Retype the complete listing exactly as it appears.

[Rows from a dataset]

= = = = = = =

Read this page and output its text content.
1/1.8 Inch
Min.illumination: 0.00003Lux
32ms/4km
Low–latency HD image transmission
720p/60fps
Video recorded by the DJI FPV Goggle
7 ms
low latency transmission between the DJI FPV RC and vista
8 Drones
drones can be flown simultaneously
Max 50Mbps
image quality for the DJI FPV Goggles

= = = = = = =

RESPONSE TO THIS EXERCISE »
Read this page and output its text content.
1/1.8 Inch
Min.illumination: 0.00003Lux
32ms/4km
Low–latency HD image transmission
720p/60fps
Video recorded by the DJI FPV Goggle
7 ms
low latency transmission between the DJI FPV RC and vista
8 Drones
drones can be flown simultaneously
Max 50Mbps
image quality for the DJI FPV Goggles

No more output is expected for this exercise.